____ Extracto de la página

La sequedad vaginal, la disminución del deseo sexual, el dolor al momento de la penetración, el vaginismo y la dificultad para lograr el orgasmo: estas son las principales causas por las que más del 56% de las mujeres mayores de 40 años sufren disfunción sexual.
En el estudio, en el que participaron 7.243 mujeres latinoamericanas de 40 a 59 años, se determinó que una de cada cuatro mujeres presentaba disminución del deseo sexual, 45% presentaba dolor y la mayoría de ellas presentó sequedad vaginal.
Parte importante de los efectos sobre la vida sexual se deben a la baja de estrógenos y andrógenos, cuya disminución se acentúa a partir de los 40 años.

Menores niveles de estrógenos disminuyen la elasticidad del epitelio vaginal y su lubricación, se reduce la capacidad orgásmica y la excitación, además de generar cambios de humor e irritabilidad.
Isidoro Navarrete, presidente de la Sociedad Chilena de Climaterio (Sochiclim), aseguró que "a los 40 años circulan el 50% de los andrógenos que circulaban a los 20".
La testosterona, por ejemplo -hormona producida por el ovario y las glándulas adrenales-, tiene efectos directos sobre la irrigación y la lubricación vaginal, y sobre la energía y bienestar.
Precisamente, el pasado 18 de octubre se conmemoró el Día Mundial de la Menopausia.

________

*Qué trabajar*:
1. Según el texto sobre la disfunción sexual femenina, ¿cuántas mujeres participaron en el estudio y de qué edades eran?
2. Reproduce, por favor, el pasaje del texto sobre la disfunción sexual femenina que comienza con las palabras "Parte importante de" y termina con "energía y bienestar.".
3. Retoma el texto sobre la disfunción sexual femenina después de su última oración.

____ Información

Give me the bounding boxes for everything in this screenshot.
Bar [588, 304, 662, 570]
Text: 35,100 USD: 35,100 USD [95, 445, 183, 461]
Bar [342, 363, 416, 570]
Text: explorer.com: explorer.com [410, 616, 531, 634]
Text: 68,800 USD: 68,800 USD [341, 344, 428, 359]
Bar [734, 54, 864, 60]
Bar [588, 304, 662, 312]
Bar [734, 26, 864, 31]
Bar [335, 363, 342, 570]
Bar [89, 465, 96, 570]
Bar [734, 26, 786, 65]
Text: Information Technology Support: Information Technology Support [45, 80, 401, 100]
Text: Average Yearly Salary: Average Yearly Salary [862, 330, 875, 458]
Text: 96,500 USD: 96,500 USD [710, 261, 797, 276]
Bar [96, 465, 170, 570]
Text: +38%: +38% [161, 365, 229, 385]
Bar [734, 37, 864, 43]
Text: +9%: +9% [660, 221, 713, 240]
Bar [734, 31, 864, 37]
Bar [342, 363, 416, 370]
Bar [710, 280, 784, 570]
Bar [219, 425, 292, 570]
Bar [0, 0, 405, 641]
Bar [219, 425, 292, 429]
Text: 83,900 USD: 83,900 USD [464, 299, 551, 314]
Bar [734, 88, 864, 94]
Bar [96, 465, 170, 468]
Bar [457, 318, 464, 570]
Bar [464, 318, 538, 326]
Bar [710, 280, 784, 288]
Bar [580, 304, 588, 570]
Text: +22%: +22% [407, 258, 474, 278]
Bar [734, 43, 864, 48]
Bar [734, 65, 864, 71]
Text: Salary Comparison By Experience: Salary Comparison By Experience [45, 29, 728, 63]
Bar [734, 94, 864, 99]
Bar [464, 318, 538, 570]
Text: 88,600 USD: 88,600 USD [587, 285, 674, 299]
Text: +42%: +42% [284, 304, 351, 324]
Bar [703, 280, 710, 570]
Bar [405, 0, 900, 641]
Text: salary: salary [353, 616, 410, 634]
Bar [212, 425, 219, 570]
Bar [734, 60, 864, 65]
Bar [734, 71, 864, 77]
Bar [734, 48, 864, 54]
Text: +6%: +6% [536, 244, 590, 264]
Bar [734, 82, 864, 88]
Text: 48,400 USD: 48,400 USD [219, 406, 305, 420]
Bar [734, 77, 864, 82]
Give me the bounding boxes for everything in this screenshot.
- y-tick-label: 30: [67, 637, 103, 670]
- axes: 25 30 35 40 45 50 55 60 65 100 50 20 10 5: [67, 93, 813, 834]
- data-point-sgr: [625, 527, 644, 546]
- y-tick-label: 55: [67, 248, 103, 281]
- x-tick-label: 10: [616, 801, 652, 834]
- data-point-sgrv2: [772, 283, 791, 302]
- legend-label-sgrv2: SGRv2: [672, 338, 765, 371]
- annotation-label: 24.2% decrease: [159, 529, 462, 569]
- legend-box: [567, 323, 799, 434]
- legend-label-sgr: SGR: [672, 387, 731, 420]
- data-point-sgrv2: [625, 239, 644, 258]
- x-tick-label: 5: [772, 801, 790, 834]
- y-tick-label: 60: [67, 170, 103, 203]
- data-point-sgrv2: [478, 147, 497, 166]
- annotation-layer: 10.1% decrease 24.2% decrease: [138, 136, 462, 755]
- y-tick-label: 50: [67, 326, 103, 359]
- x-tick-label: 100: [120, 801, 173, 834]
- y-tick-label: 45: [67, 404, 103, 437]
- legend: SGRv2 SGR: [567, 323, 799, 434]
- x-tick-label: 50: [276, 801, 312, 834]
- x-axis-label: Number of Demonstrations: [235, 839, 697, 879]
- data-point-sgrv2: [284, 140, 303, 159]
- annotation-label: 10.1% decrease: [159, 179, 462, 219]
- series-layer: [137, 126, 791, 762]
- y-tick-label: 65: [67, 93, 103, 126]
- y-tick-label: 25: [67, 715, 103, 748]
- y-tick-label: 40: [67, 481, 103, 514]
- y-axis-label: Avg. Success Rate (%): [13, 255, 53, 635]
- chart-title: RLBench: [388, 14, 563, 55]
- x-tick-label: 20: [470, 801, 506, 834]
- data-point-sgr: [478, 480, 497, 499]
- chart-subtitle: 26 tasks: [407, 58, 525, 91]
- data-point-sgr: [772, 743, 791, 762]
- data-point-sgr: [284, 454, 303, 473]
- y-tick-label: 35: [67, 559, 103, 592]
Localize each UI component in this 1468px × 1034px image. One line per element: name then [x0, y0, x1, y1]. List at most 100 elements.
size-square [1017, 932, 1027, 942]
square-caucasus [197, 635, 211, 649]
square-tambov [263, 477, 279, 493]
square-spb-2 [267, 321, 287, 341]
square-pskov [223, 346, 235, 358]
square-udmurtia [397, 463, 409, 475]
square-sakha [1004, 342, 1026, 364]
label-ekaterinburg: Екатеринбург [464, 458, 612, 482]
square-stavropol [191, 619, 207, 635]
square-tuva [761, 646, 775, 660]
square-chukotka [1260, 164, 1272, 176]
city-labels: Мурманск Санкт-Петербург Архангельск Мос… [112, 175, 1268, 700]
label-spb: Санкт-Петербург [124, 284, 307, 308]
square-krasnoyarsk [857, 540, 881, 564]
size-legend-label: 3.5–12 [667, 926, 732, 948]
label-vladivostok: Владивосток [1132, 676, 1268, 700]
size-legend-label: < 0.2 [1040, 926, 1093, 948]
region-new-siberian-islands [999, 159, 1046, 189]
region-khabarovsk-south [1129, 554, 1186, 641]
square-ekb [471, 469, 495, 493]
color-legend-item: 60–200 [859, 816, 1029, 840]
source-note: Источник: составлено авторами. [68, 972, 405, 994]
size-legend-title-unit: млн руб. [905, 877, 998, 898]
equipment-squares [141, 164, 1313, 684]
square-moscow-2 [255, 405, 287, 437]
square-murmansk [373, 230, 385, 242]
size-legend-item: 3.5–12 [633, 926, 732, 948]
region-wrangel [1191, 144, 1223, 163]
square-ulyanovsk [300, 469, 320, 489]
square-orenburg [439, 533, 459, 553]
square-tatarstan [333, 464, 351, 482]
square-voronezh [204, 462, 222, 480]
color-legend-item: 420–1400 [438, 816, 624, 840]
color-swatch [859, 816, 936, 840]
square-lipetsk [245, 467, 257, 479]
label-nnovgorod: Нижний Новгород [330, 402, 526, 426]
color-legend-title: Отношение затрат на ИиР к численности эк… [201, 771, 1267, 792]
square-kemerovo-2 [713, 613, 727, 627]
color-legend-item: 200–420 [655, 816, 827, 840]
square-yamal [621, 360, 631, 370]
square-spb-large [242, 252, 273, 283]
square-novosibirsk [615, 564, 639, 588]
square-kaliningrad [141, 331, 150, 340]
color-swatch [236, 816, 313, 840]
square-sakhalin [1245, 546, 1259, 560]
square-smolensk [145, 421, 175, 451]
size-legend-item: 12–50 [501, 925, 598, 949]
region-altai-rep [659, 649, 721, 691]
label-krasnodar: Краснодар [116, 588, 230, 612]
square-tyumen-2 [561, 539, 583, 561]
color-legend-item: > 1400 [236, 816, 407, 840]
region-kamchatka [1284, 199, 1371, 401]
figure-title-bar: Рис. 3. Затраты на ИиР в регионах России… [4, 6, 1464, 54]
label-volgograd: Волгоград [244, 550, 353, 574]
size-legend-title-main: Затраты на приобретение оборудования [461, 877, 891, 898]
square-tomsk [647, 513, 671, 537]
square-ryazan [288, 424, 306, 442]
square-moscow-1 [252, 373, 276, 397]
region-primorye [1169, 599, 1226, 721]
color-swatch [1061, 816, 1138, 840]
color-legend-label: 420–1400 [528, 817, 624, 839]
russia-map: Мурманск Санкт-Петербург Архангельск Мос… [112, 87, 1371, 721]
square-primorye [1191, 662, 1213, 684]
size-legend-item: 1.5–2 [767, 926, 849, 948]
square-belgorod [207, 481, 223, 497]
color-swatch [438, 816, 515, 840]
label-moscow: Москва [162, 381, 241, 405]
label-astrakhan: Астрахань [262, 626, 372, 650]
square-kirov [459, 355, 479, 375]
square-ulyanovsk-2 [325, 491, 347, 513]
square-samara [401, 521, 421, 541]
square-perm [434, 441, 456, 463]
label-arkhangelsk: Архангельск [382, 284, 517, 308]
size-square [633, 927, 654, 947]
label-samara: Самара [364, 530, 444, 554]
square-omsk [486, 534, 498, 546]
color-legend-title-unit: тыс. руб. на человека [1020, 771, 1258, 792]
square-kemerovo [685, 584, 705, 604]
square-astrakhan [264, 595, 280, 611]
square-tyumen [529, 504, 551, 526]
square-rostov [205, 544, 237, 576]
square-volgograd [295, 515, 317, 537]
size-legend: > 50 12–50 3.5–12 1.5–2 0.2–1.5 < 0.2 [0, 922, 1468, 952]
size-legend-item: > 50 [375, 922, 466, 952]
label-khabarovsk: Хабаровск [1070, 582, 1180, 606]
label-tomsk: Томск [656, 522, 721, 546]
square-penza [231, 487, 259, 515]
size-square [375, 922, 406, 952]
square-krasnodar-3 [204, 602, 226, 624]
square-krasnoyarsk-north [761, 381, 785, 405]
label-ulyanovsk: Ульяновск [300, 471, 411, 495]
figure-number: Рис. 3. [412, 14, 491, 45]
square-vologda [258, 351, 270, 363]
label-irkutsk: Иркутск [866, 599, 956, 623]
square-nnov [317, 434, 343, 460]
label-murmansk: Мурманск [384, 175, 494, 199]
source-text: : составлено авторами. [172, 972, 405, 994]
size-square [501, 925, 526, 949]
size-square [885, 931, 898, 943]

________

*Lista de respuestas*:
1. Participaron 7.243 mujeres latinoamericanas de 40 a 59 años.

2.
Parte importante de los efectos sobre la vida sexual se deben a la baja de estrógenos y andrógenos, cuya disminución se acentúa a partir de los 40 años.

Menores niveles de estrógenos disminuyen la elasticidad del epitelio vaginal y su lubricación, se reduce la capacidad orgásmica y la excitación, además de generar cambios de humor e irritabilidad.
Isidoro Navarrete, presidente de la Sociedad Chilena de Climaterio (Sochiclim), aseguró que "a los 40 años circulan el 50% de los andrógenos que circulaban a los 20".
La testosterona, por ejemplo -hormona producida por el ovario y las glándulas adrenales-, tiene efectos directos sobre la irrigación y la lubricación vaginal, y sobre la energía y bienestar.

3.
Otros síntomas. "Muchas mujeres asocian menopausia con bochornos, pero cuando tienen picazón, ardor o dolor vaginal, algunas tienden a automedicarse, pensando en que es una infección, cuando muchas veces son en realidad molestias asociadas a la falta de hormonas", indica la doctora Soledad Vallejo, directora de la Sochiclim.
La buena noticia es que existen alternativas para enfrentar estos trastornos. Entre ellas hay desde terapias hormonales hasta cambios en el estilo de vida.
Actualmente existen geles, inyecciones y parches transdérmicos de testosterona que permiten liberar esta hormona en forma sostenida al organismo.
La especialista agrega que "no basta considerar solo la parte vaginal. También hay que abordar el bienestar emocional y físico de la mujer. Si se siente fea o gorda, no va a tener ganas, pero si duerme bien, está de buen ánimo y tiene buena autoestima y tranquilidad, va a tener mejores condiciones para una buena sexualidad".
Por eso, es importante en esta etapa mantener un estilo de vida y alimentación saludable, no fumar y controlar los factores de riesgo para la salud cardiovascular y ósea.